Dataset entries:

------------------------

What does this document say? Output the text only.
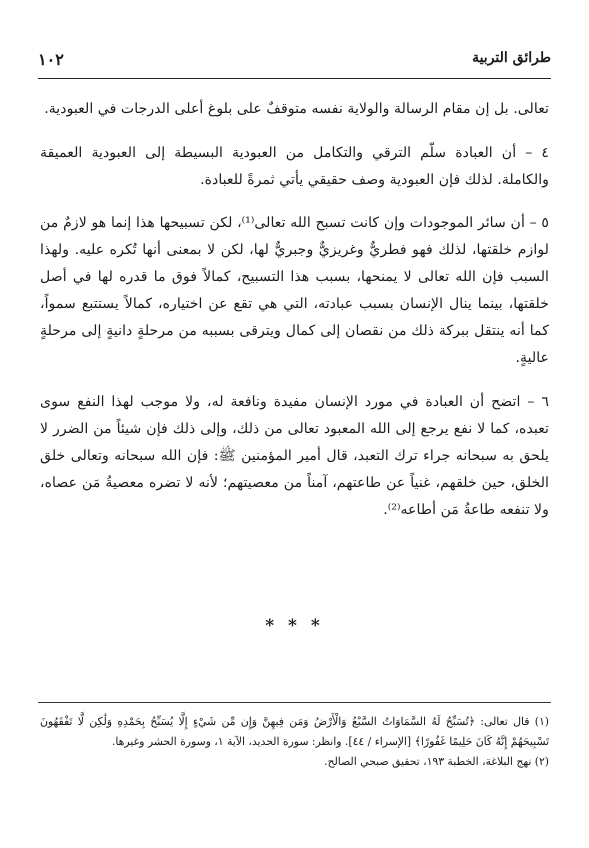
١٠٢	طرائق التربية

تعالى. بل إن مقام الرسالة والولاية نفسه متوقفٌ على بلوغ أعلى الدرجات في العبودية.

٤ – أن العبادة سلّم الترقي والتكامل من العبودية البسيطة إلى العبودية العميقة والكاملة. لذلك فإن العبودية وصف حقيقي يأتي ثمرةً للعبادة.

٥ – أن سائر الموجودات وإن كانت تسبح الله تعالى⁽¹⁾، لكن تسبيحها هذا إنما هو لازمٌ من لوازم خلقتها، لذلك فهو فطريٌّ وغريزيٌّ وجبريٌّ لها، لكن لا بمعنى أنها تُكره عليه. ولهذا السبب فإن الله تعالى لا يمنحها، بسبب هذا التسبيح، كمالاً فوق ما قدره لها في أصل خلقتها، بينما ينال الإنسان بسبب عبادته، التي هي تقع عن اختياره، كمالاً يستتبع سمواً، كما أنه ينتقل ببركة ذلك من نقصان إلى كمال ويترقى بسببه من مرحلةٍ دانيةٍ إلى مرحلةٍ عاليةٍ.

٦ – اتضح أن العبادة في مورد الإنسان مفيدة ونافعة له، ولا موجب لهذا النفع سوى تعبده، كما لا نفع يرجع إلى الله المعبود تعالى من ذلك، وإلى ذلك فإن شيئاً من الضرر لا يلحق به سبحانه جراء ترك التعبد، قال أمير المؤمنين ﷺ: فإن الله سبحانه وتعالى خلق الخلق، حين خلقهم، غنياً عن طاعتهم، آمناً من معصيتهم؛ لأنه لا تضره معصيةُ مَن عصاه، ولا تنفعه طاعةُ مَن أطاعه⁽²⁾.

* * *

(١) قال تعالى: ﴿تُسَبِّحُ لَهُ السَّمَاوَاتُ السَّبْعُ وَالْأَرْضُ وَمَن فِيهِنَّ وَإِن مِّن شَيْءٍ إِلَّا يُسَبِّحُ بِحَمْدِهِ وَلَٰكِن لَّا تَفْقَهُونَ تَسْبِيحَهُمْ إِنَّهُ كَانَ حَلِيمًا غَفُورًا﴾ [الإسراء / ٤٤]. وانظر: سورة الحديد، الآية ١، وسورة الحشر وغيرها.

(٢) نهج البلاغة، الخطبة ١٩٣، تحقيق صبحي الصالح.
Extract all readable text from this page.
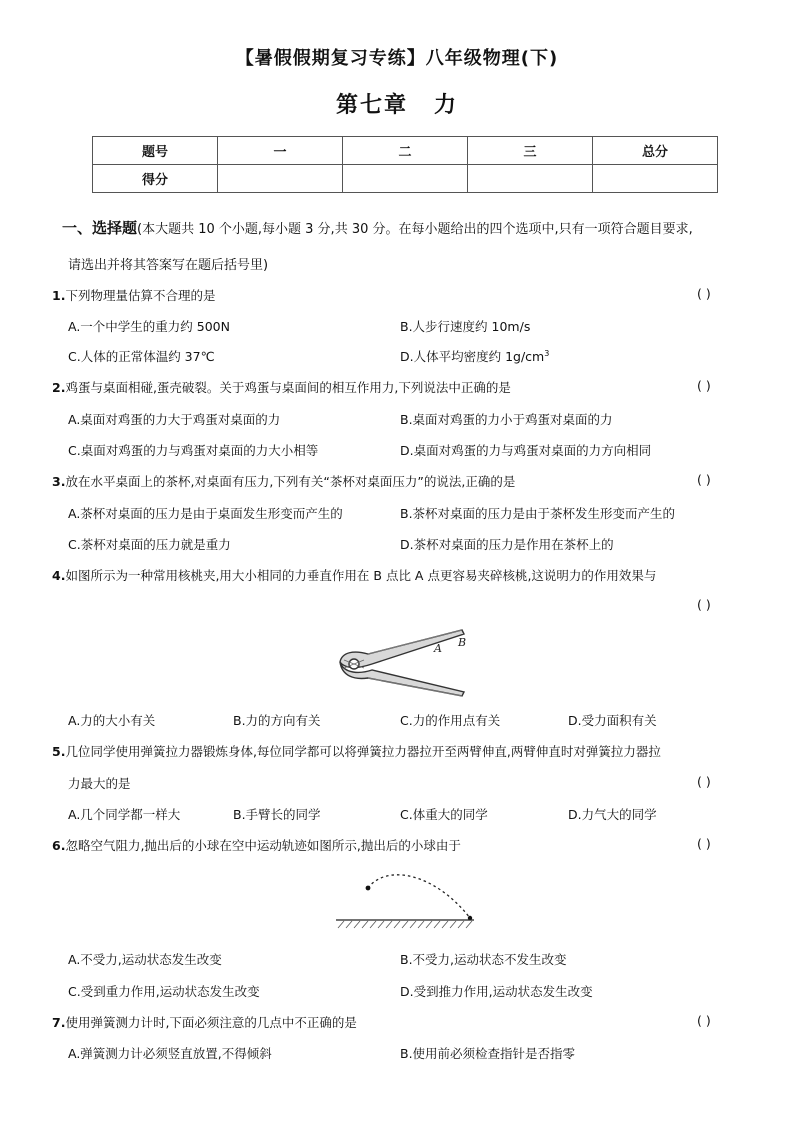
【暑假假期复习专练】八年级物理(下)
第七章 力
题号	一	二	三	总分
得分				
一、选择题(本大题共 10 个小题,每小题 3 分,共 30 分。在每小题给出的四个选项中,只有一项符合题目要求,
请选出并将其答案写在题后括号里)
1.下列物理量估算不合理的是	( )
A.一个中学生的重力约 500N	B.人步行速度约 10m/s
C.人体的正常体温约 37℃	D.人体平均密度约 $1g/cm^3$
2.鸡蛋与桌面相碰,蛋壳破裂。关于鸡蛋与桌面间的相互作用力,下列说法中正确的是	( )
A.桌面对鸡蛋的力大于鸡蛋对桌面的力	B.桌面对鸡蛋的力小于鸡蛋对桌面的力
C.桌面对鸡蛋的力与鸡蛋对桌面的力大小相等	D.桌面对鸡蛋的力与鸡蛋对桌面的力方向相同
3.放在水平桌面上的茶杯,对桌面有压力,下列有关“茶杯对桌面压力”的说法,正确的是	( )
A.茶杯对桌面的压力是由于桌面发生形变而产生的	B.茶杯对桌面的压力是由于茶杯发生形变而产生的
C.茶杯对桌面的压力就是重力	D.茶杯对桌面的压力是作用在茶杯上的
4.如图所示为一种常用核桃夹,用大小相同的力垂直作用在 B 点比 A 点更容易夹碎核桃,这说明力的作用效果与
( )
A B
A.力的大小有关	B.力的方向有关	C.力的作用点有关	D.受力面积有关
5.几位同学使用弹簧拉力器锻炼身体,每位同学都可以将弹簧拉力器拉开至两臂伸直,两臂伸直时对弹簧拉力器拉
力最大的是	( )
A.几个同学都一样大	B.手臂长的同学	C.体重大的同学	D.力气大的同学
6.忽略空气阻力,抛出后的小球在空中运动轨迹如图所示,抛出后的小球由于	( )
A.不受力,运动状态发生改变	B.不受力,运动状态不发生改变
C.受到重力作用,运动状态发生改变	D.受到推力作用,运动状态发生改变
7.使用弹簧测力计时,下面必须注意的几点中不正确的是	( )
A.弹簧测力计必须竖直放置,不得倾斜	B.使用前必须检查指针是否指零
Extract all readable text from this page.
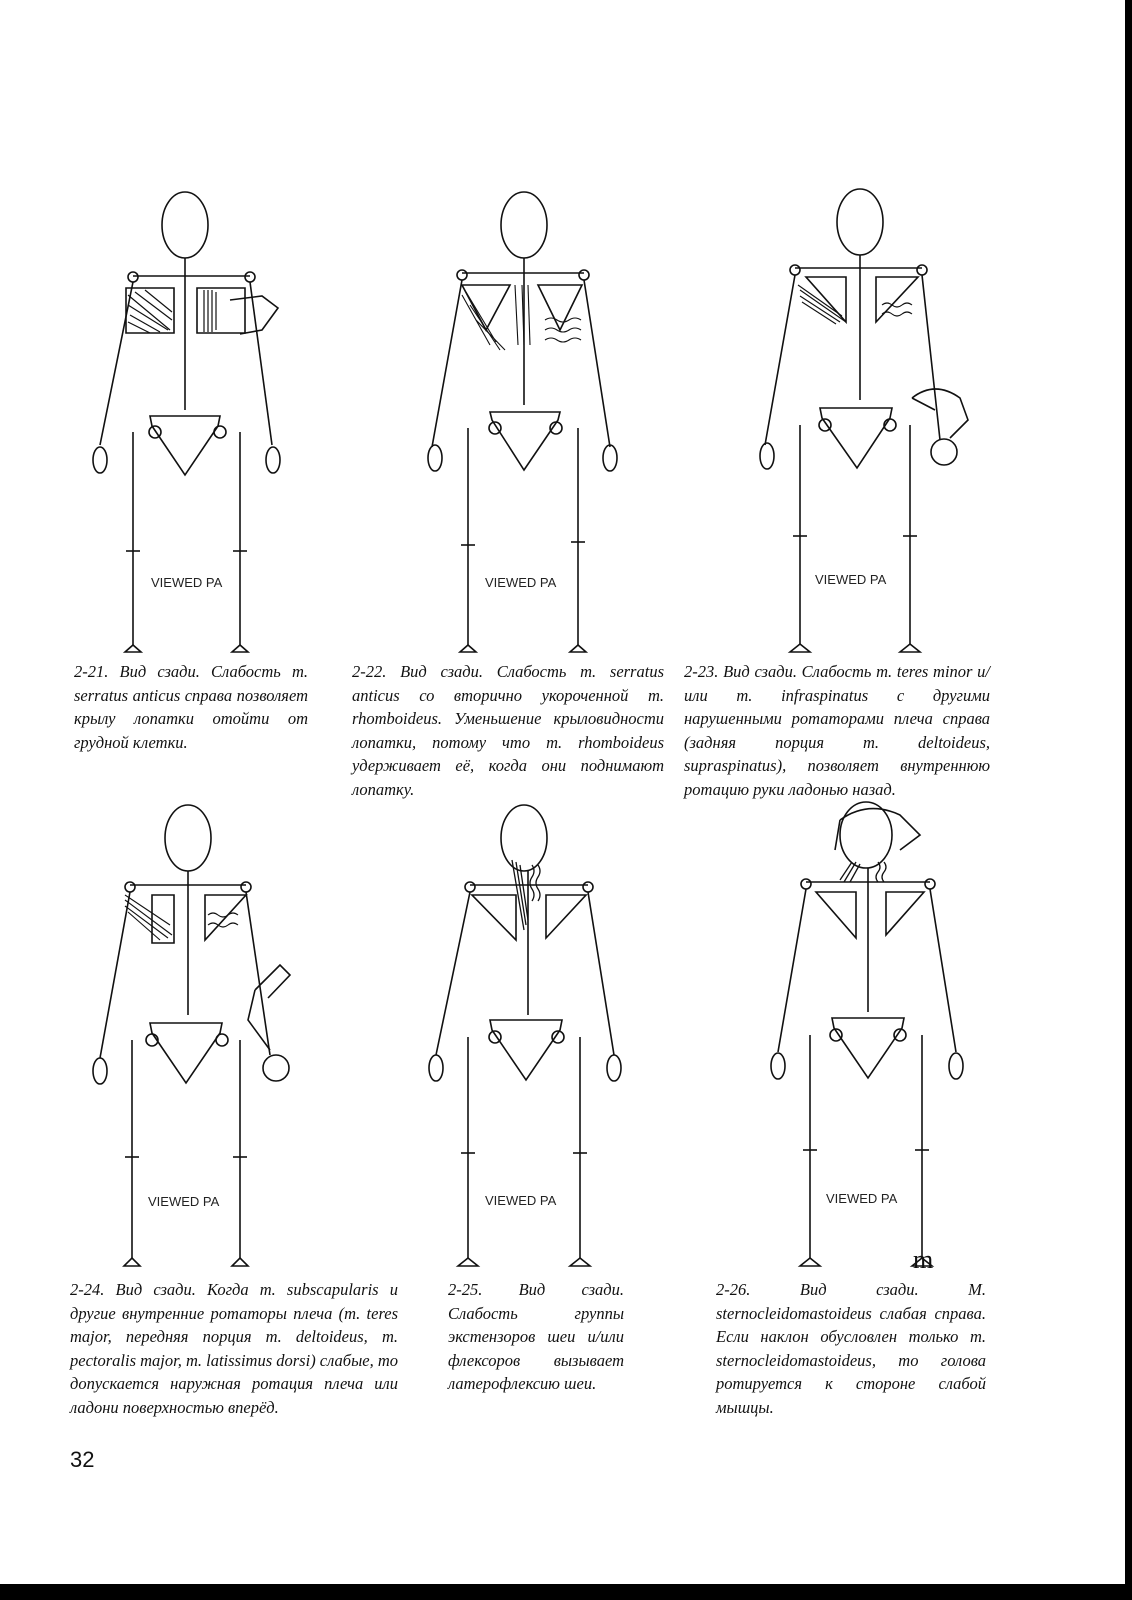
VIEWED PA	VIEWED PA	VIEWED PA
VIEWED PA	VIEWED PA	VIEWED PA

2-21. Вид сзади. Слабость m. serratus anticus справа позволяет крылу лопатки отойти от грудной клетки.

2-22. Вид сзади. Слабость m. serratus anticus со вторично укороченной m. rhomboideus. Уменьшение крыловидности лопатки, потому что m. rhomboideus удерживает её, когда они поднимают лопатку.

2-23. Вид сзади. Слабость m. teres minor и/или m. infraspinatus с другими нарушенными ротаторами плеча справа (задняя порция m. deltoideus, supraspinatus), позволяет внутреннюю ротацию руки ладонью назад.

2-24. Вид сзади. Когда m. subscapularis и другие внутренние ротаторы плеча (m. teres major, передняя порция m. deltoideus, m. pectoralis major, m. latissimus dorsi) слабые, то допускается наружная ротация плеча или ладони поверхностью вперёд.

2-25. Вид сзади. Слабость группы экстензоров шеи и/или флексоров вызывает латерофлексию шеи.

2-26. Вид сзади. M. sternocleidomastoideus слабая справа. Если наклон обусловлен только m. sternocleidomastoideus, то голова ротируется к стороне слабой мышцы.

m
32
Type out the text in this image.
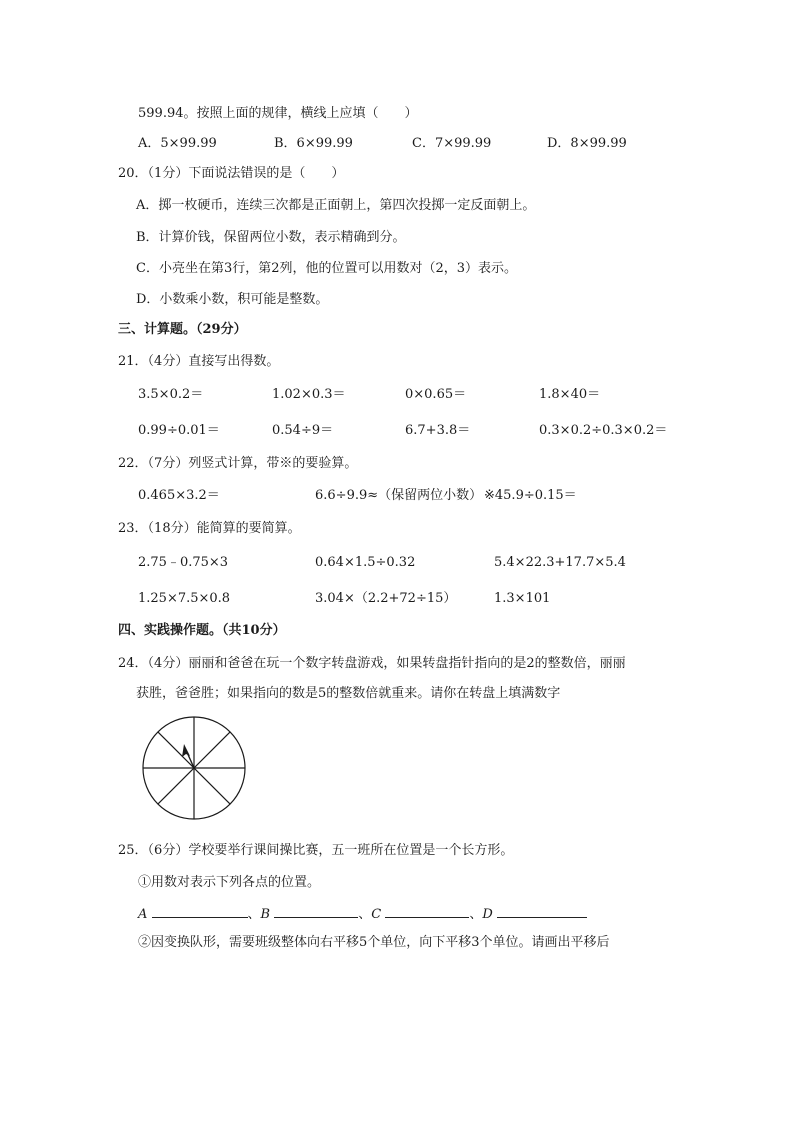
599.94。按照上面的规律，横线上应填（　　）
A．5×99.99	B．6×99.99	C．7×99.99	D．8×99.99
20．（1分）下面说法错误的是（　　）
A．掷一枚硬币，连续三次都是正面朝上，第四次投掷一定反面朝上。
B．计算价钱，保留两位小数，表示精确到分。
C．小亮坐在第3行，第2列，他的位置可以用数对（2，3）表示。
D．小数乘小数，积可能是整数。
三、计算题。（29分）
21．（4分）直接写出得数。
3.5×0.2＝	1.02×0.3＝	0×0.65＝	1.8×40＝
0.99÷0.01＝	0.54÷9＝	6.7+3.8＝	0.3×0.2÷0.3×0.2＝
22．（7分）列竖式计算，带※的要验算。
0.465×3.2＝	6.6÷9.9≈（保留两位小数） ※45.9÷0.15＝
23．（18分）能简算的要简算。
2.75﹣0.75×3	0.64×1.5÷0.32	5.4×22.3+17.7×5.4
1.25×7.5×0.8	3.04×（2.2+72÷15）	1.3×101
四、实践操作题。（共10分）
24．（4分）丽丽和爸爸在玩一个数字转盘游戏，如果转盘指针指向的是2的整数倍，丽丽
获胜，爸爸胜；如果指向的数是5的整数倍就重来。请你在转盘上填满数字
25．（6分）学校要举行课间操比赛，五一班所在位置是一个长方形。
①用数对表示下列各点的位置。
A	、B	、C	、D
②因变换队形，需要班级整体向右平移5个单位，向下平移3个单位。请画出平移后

------------------------

Your output should consist solely of the lines from the line containing "Type out the text in this image." through the end of the data above, copied exactly, with images removed.

Completed exercise:
Type out the text in this image.
599.94。按照上面的规律，横线上应填（　　）
A．5×99.99	B．6×99.99	C．7×99.99	D．8×99.99
20．（1分）下面说法错误的是（　　）
A．掷一枚硬币，连续三次都是正面朝上，第四次投掷一定反面朝上。
B．计算价钱，保留两位小数，表示精确到分。
C．小亮坐在第3行，第2列，他的位置可以用数对（2，3）表示。
D．小数乘小数，积可能是整数。
三、计算题。（29分）
21．（4分）直接写出得数。
3.5×0.2＝	1.02×0.3＝	0×0.65＝	1.8×40＝
0.99÷0.01＝	0.54÷9＝	6.7+3.8＝	0.3×0.2÷0.3×0.2＝
22．（7分）列竖式计算，带※的要验算。
0.465×3.2＝	6.6÷9.9≈（保留两位小数） ※45.9÷0.15＝
23．（18分）能简算的要简算。
2.75﹣0.75×3	0.64×1.5÷0.32	5.4×22.3+17.7×5.4
1.25×7.5×0.8	3.04×（2.2+72÷15）	1.3×101
四、实践操作题。（共10分）
24．（4分）丽丽和爸爸在玩一个数字转盘游戏，如果转盘指针指向的是2的整数倍，丽丽
获胜，爸爸胜；如果指向的数是5的整数倍就重来。请你在转盘上填满数字
25．（6分）学校要举行课间操比赛，五一班所在位置是一个长方形。
①用数对表示下列各点的位置。
A	、B	、C	、D
②因变换队形，需要班级整体向右平移5个单位，向下平移3个单位。请画出平移后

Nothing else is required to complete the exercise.